Exercise:
Reproduce every line of the entries below verbatim, changing nothing.

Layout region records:
- - - - - - -
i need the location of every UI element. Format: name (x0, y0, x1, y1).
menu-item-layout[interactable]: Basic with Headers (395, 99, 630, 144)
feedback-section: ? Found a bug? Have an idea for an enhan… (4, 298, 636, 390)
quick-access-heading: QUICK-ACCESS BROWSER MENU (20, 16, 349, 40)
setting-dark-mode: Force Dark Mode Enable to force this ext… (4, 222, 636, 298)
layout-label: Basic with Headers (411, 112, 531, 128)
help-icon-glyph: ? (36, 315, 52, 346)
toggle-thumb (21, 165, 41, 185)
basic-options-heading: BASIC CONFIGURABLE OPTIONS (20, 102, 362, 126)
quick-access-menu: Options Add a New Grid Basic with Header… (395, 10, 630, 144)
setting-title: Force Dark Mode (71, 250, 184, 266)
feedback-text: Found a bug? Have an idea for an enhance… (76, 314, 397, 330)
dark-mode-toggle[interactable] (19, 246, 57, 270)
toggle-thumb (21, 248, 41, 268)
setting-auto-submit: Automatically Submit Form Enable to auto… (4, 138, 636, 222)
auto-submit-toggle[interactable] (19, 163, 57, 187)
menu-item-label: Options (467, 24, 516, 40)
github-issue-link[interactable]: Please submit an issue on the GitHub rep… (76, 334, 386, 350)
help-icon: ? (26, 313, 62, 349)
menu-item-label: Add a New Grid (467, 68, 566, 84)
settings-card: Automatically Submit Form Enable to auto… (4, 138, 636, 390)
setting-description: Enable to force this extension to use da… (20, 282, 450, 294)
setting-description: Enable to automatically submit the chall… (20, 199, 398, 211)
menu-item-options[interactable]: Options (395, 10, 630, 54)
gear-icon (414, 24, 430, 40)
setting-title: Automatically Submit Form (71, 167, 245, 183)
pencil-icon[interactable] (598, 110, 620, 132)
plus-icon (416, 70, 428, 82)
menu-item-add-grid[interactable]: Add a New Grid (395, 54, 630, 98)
- - - - - - -
Answer to this task:
i need the location of every UI element. Format: name (x0, y0, x1, y1).
menu-item-layout[interactable]: Basic with Headers (395, 99, 630, 144)
feedback-section: ? Found a bug? Have an idea for an enhan… (4, 298, 636, 390)
quick-access-heading: QUICK-ACCESS BROWSER MENU (20, 16, 349, 40)
setting-dark-mode: Force Dark Mode Enable to force this ext… (4, 222, 636, 298)
layout-label: Basic with Headers (411, 112, 531, 128)
help-icon-glyph: ? (36, 315, 52, 346)
toggle-thumb (21, 165, 41, 185)
basic-options-heading: BASIC CONFIGURABLE OPTIONS (20, 102, 362, 126)
quick-access-menu: Options Add a New Grid Basic with Header… (395, 10, 630, 144)
setting-title: Force Dark Mode (71, 250, 184, 266)
feedback-text: Found a bug? Have an idea for an enhance… (76, 314, 397, 330)
dark-mode-toggle[interactable] (19, 246, 57, 270)
toggle-thumb (21, 248, 41, 268)
setting-auto-submit: Automatically Submit Form Enable to auto… (4, 138, 636, 222)
auto-submit-toggle[interactable] (19, 163, 57, 187)
menu-item-label: Options (467, 24, 516, 40)
github-issue-link[interactable]: Please submit an issue on the GitHub rep… (76, 334, 386, 350)
help-icon: ? (26, 313, 62, 349)
menu-item-label: Add a New Grid (467, 68, 566, 84)
settings-card: Automatically Submit Form Enable to auto… (4, 138, 636, 390)
setting-description: Enable to force this extension to use da… (20, 282, 450, 294)
setting-description: Enable to automatically submit the chall… (20, 199, 398, 211)
menu-item-options[interactable]: Options (395, 10, 630, 54)
gear-icon (414, 24, 430, 40)
setting-title: Automatically Submit Form (71, 167, 245, 183)
pencil-icon[interactable] (598, 110, 620, 132)
plus-icon (416, 70, 428, 82)
menu-item-add-grid[interactable]: Add a New Grid (395, 54, 630, 98)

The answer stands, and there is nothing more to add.